--- START OF Exercise inputs ---
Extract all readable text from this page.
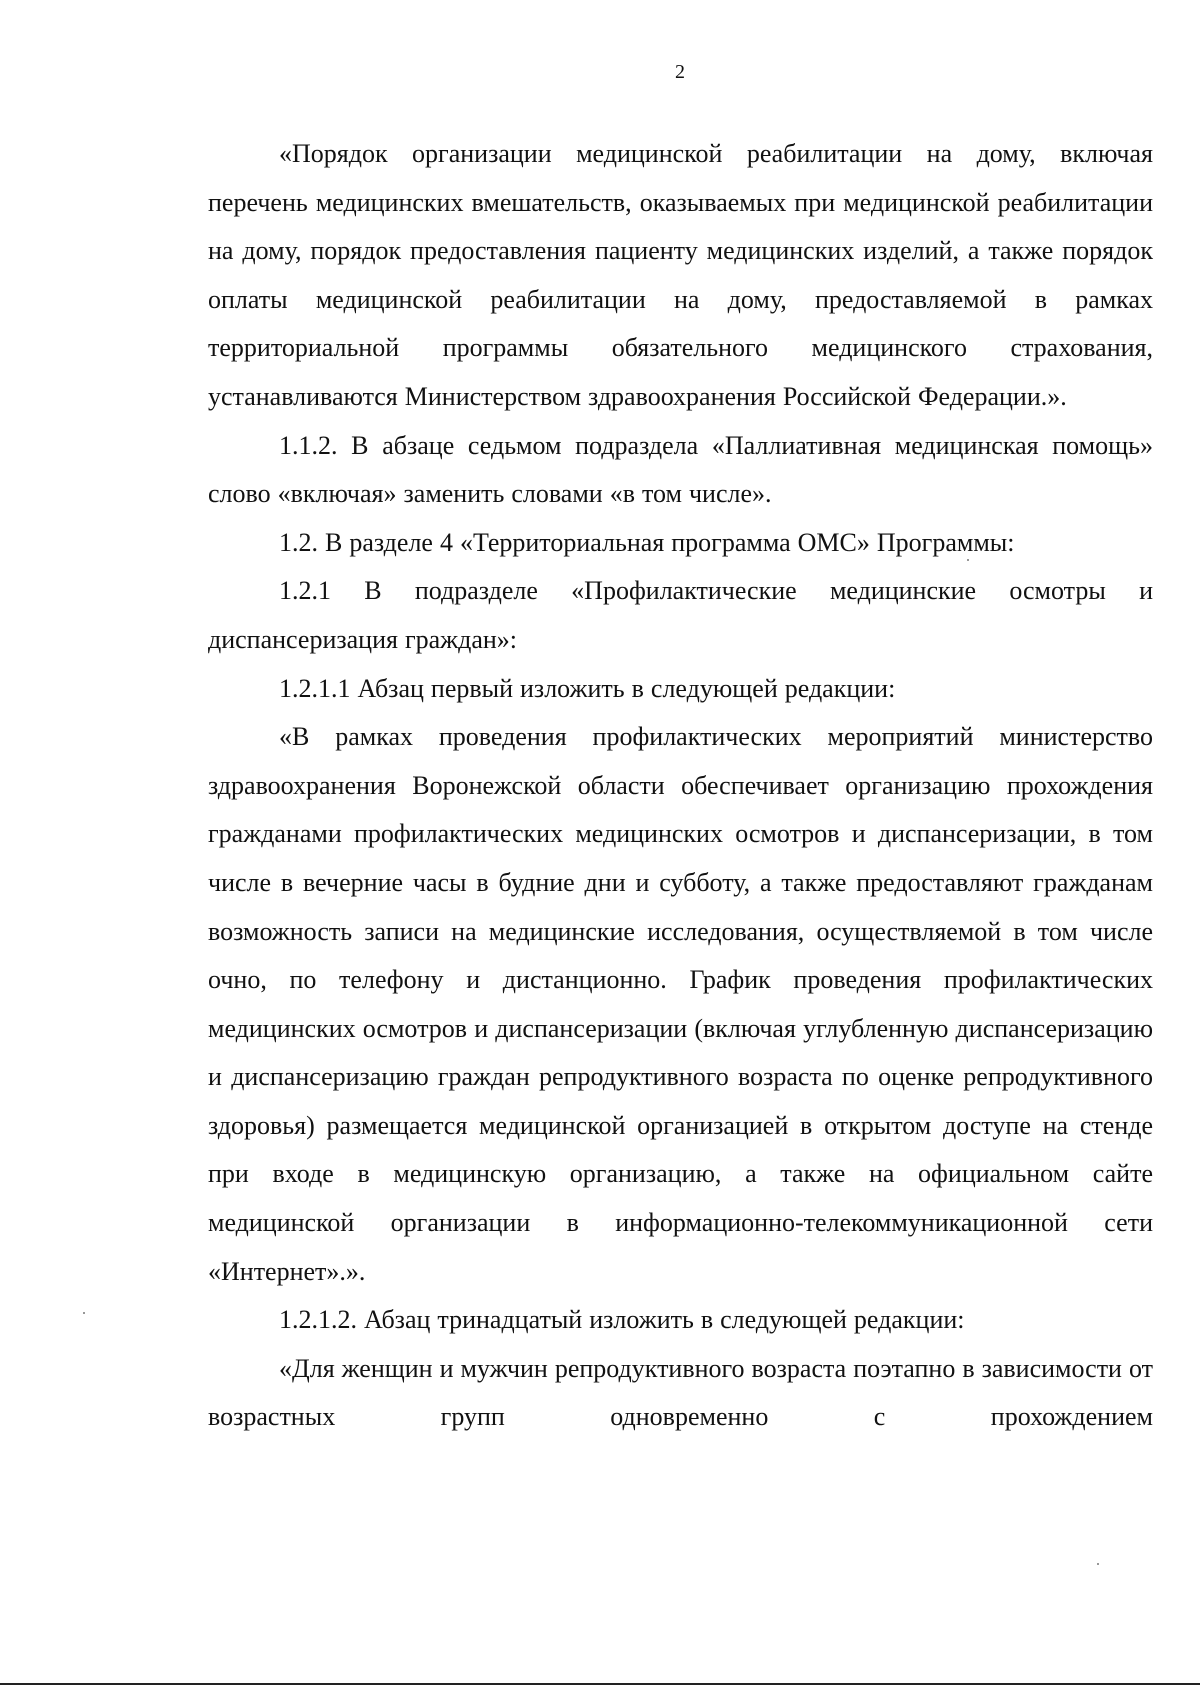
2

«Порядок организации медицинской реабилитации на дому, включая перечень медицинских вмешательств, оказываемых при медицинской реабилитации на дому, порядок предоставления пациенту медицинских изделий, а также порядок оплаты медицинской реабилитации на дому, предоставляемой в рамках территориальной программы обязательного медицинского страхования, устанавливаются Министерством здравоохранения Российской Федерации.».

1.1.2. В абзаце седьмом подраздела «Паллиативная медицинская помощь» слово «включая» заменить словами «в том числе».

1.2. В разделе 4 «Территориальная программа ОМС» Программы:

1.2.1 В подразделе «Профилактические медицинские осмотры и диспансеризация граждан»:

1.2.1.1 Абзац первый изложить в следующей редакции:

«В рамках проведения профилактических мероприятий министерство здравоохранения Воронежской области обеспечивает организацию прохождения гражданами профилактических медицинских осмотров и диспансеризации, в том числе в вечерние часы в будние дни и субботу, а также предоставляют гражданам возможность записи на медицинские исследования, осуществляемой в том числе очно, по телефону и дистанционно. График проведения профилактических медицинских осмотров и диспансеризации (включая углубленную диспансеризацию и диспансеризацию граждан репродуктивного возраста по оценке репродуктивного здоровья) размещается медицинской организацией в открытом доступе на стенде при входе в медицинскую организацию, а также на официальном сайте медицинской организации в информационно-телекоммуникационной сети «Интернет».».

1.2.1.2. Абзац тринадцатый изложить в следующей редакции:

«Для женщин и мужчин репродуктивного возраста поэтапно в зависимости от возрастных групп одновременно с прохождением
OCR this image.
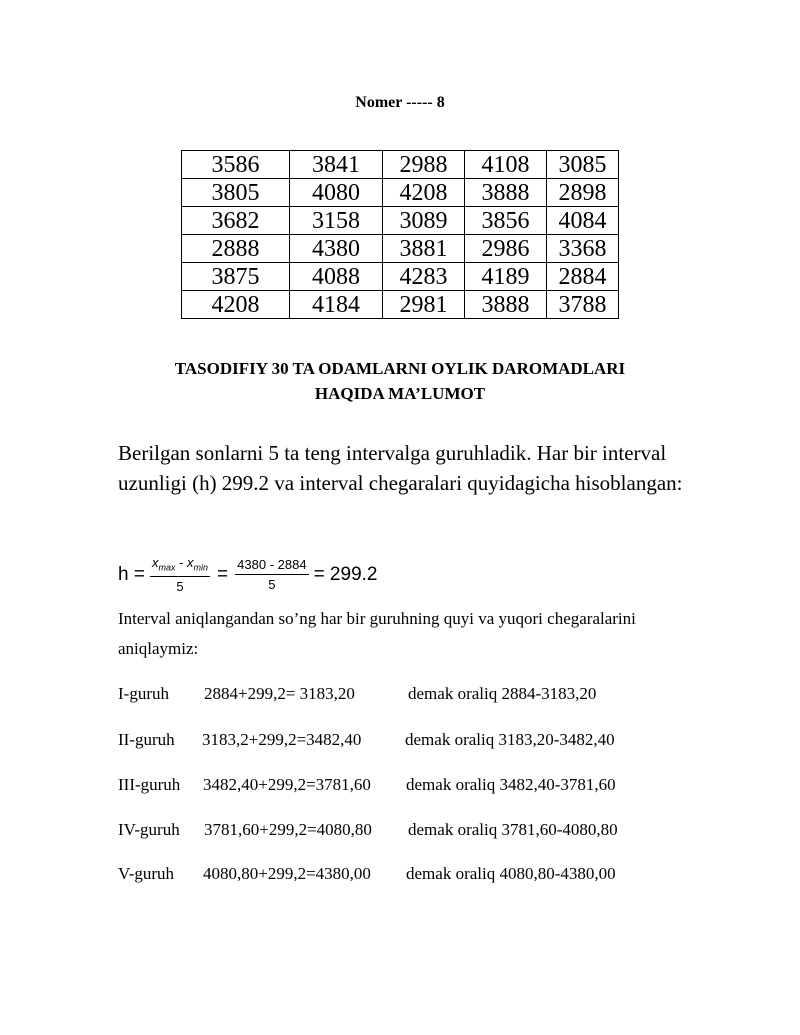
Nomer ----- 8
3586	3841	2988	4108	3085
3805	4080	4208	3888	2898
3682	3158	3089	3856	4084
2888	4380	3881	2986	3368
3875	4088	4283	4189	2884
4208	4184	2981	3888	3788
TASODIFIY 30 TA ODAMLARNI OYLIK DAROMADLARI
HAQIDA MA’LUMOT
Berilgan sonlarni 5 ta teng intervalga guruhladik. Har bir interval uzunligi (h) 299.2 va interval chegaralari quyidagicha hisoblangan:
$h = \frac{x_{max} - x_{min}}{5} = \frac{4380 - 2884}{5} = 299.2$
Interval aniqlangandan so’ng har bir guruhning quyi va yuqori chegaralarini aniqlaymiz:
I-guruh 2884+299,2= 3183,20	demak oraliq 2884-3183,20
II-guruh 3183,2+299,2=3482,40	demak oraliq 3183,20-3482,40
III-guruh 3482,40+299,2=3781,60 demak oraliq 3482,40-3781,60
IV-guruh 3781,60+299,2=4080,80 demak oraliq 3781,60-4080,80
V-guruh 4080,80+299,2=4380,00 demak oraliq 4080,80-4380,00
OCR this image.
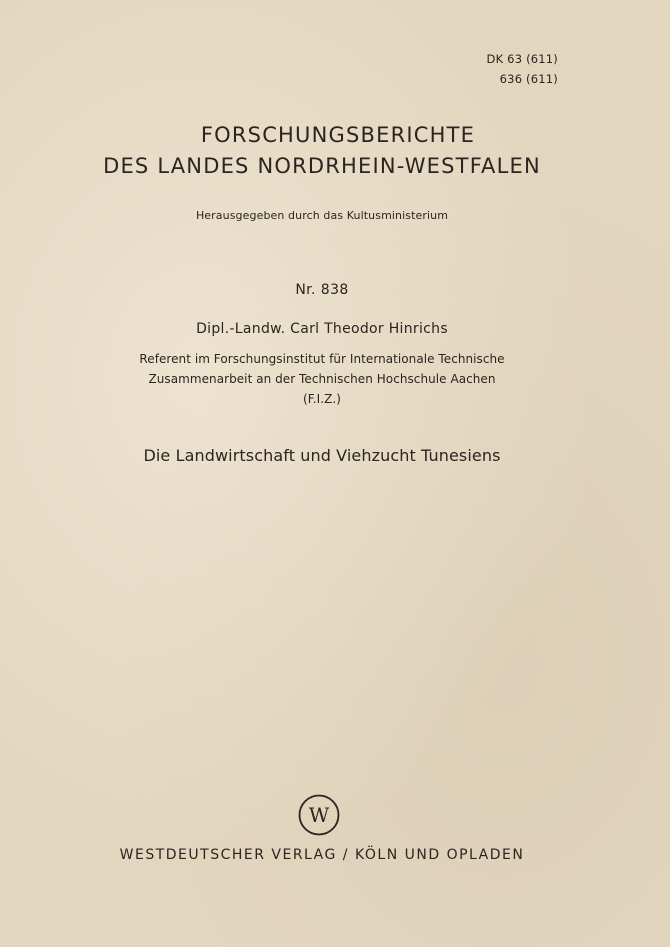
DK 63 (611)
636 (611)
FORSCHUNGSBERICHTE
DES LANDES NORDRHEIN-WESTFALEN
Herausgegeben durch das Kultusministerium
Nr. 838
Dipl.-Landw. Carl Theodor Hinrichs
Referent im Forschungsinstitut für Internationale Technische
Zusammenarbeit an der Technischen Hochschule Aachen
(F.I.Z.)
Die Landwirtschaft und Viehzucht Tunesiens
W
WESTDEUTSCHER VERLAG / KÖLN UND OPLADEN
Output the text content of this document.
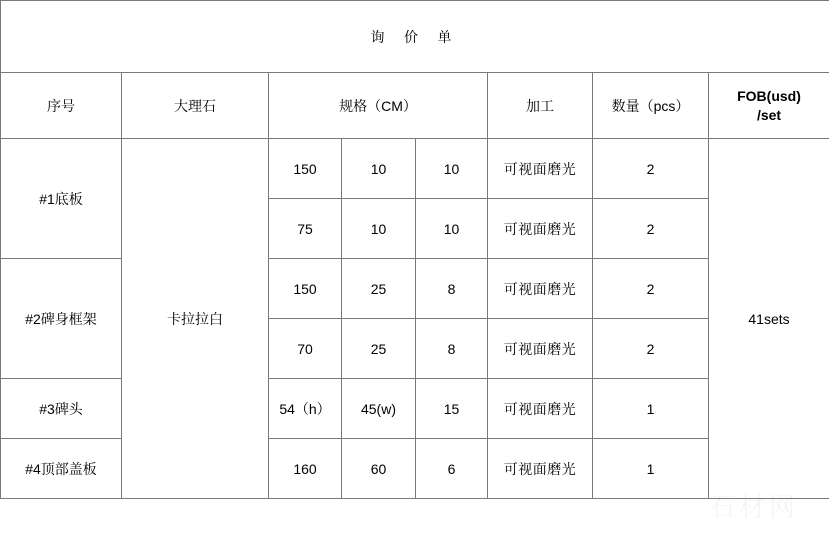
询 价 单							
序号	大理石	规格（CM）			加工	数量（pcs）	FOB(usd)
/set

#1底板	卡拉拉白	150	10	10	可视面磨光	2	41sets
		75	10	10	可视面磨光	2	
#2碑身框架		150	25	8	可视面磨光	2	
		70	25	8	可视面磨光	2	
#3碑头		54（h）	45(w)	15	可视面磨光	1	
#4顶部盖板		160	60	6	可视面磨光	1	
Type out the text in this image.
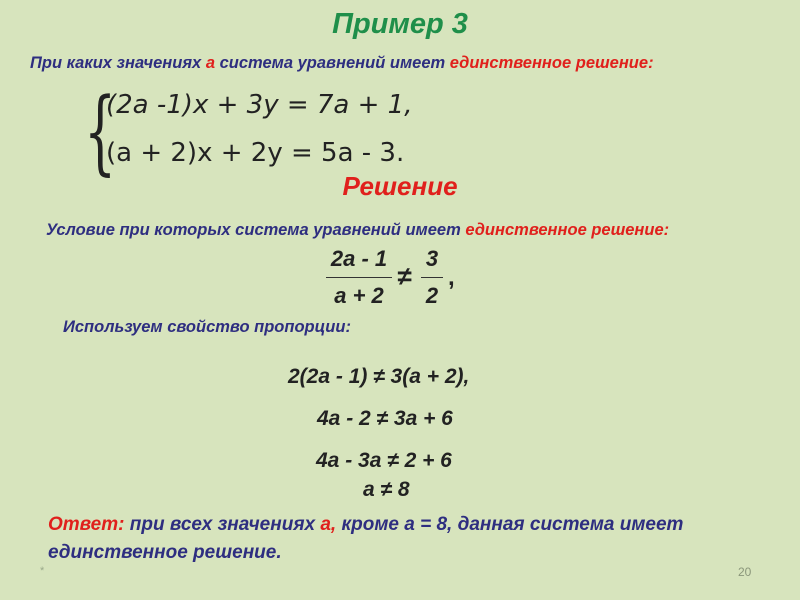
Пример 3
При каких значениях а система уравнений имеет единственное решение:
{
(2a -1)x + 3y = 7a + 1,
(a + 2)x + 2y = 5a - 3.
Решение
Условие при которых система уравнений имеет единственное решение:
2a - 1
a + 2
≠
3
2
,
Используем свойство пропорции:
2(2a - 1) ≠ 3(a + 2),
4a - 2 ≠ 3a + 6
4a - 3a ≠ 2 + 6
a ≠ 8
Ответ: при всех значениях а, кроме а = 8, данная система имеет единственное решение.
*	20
--- END OF Exercise inputs ---
## [Task to complete]
Pictures are to be left out; repeat all the remaining data exactly.

## [Output of the task]
Extract all readable text from this page.
2

«Порядок организации медицинской реабилитации на дому, включая перечень медицинских вмешательств, оказываемых при медицинской реабилитации на дому, порядок предоставления пациенту медицинских изделий, а также порядок оплаты медицинской реабилитации на дому, предоставляемой в рамках территориальной программы обязательного медицинского страхования, устанавливаются Министерством здравоохранения Российской Федерации.».

1.1.2. В абзаце седьмом подраздела «Паллиативная медицинская помощь» слово «включая» заменить словами «в том числе».

1.2. В разделе 4 «Территориальная программа ОМС» Программы:

1.2.1 В подразделе «Профилактические медицинские осмотры и диспансеризация граждан»:

1.2.1.1 Абзац первый изложить в следующей редакции:

«В рамках проведения профилактических мероприятий министерство здравоохранения Воронежской области обеспечивает организацию прохождения гражданами профилактических медицинских осмотров и диспансеризации, в том числе в вечерние часы в будние дни и субботу, а также предоставляют гражданам возможность записи на медицинские исследования, осуществляемой в том числе очно, по телефону и дистанционно. График проведения профилактических медицинских осмотров и диспансеризации (включая углубленную диспансеризацию и диспансеризацию граждан репродуктивного возраста по оценке репродуктивного здоровья) размещается медицинской организацией в открытом доступе на стенде при входе в медицинскую организацию, а также на официальном сайте медицинской организации в информационно-телекоммуникационной сети «Интернет».».

1.2.1.2. Абзац тринадцатый изложить в следующей редакции:

«Для женщин и мужчин репродуктивного возраста поэтапно в зависимости от возрастных групп одновременно с прохождением
OCR this image.
Nomer ----- 8
3586	3841	2988	4108	3085
3805	4080	4208	3888	2898
3682	3158	3089	3856	4084
2888	4380	3881	2986	3368
3875	4088	4283	4189	2884
4208	4184	2981	3888	3788
TASODIFIY 30 TA ODAMLARNI OYLIK DAROMADLARI
HAQIDA MA’LUMOT
Berilgan sonlarni 5 ta teng intervalga guruhladik. Har bir interval uzunligi (h) 299.2 va interval chegaralari quyidagicha hisoblangan:
$h = \frac{x_{max} - x_{min}}{5} = \frac{4380 - 2884}{5} = 299.2$
Interval aniqlangandan so’ng har bir guruhning quyi va yuqori chegaralarini aniqlaymiz:
I-guruh 2884+299,2= 3183,20	demak oraliq 2884-3183,20
II-guruh 3183,2+299,2=3482,40	demak oraliq 3183,20-3482,40
III-guruh 3482,40+299,2=3781,60 demak oraliq 3482,40-3781,60
IV-guruh 3781,60+299,2=4080,80 demak oraliq 3781,60-4080,80
V-guruh 4080,80+299,2=4380,00 demak oraliq 4080,80-4380,00
OCR this image.
DK 63 (611)
636 (611)
FORSCHUNGSBERICHTE
DES LANDES NORDRHEIN-WESTFALEN
Herausgegeben durch das Kultusministerium
Nr. 838
Dipl.-Landw. Carl Theodor Hinrichs
Referent im Forschungsinstitut für Internationale Technische
Zusammenarbeit an der Technischen Hochschule Aachen
(F.I.Z.)
Die Landwirtschaft und Viehzucht Tunesiens
W
WESTDEUTSCHER VERLAG / KÖLN UND OPLADEN
Output the text content of this document.
询 价 单							
序号	大理石	规格（CM）			加工	数量（pcs）	FOB(usd)
/set

#1底板	卡拉拉白	150	10	10	可视面磨光	2	41sets
		75	10	10	可视面磨光	2	
#2碑身框架		150	25	8	可视面磨光	2	
		70	25	8	可视面磨光	2	
#3碑头		54（h）	45(w)	15	可视面磨光	1	
#4顶部盖板		160	60	6	可视面磨光	1	
Type out the text in this image.
Пример 3
При каких значениях а система уравнений имеет единственное решение:
{
(2a -1)x + 3y = 7a + 1,
(a + 2)x + 2y = 5a - 3.
Решение
Условие при которых система уравнений имеет единственное решение:
2a - 1
a + 2
≠
3
2
,
Используем свойство пропорции:
2(2a - 1) ≠ 3(a + 2),
4a - 2 ≠ 3a + 6
4a - 3a ≠ 2 + 6
a ≠ 8
Ответ: при всех значениях а, кроме а = 8, данная система имеет единственное решение.
*	20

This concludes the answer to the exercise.